## PROBLEM
Look through the material below. Copy every line with the string "مطالعه" in it.

--- BEGIN INFORMATION PROVIDED ---

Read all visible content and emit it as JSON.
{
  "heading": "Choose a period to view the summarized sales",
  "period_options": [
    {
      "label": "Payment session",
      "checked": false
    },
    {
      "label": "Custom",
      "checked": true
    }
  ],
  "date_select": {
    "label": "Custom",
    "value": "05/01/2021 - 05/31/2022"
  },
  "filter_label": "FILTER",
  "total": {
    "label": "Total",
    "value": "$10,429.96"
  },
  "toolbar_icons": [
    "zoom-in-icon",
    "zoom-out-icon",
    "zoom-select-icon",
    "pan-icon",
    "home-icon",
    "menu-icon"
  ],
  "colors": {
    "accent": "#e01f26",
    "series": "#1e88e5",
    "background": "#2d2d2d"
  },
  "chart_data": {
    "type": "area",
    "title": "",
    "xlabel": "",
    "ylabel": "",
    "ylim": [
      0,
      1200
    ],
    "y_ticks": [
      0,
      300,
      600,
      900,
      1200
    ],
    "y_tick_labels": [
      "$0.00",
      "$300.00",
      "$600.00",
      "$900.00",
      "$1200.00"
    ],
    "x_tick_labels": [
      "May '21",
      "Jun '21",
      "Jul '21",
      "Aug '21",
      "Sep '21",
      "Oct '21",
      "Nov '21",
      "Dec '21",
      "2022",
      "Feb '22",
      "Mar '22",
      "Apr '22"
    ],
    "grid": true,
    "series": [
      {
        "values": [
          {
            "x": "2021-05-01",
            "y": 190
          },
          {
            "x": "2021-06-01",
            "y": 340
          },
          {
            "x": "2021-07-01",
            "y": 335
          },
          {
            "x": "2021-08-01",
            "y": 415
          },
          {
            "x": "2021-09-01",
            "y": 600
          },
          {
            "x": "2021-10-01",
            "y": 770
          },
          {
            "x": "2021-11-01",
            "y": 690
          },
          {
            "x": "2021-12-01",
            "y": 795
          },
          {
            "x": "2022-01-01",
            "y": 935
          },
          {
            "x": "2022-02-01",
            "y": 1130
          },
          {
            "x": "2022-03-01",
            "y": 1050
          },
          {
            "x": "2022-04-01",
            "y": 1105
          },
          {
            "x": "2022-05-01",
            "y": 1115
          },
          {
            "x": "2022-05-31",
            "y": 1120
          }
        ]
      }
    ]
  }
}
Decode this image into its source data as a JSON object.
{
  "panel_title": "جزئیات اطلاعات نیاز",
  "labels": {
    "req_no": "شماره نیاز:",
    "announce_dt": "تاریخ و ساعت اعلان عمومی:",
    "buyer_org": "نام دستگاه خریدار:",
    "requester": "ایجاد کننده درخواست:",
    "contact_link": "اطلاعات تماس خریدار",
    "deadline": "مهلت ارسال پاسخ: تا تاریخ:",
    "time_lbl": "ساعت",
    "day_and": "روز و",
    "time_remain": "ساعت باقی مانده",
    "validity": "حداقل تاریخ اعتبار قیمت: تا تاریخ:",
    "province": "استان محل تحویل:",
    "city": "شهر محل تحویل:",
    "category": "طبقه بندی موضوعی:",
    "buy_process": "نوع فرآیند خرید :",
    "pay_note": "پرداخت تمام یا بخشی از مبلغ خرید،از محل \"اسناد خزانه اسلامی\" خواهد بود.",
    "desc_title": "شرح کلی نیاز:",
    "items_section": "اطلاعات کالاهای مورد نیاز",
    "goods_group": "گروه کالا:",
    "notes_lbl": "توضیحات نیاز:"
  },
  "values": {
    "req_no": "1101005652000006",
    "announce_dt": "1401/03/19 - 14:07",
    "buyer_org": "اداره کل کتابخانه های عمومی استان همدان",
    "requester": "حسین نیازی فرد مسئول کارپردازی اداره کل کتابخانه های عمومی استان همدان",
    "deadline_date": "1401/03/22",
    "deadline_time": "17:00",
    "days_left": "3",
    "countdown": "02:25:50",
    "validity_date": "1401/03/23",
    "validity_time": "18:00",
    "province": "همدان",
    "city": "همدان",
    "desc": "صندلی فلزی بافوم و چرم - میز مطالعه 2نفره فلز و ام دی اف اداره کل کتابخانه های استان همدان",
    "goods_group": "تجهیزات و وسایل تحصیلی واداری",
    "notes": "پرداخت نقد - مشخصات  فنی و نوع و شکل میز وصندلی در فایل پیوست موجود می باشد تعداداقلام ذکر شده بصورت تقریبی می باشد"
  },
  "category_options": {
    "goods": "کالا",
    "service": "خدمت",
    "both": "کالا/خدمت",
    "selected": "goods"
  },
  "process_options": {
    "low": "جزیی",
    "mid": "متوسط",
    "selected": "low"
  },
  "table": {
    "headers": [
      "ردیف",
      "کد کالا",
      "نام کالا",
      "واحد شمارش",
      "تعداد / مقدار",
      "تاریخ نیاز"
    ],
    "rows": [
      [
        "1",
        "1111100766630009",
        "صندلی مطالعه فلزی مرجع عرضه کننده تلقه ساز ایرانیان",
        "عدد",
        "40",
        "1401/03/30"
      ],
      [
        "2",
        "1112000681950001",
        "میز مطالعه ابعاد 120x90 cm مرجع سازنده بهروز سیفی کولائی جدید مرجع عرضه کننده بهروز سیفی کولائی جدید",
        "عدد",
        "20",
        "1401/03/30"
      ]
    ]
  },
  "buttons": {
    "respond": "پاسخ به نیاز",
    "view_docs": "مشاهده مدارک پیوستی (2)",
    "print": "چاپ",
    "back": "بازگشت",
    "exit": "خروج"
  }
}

--- END INFORMATION PROVIDED ---

## REPLY TO THE EXERCISE
    "desc": "صندلی فلزی بافوم و چرم - میز مطالعه 2نفره فلز و ام دی اف اداره کل کتابخانه های استان همدان",
        "صندلی مطالعه فلزی مرجع عرضه کننده تلقه ساز ایرانیان",
        "میز مطالعه ابعاد 120x90 cm مرجع سازنده بهروز سیفی کولائی جدید مرجع عرضه کننده بهروز سیفی کولائی جدید",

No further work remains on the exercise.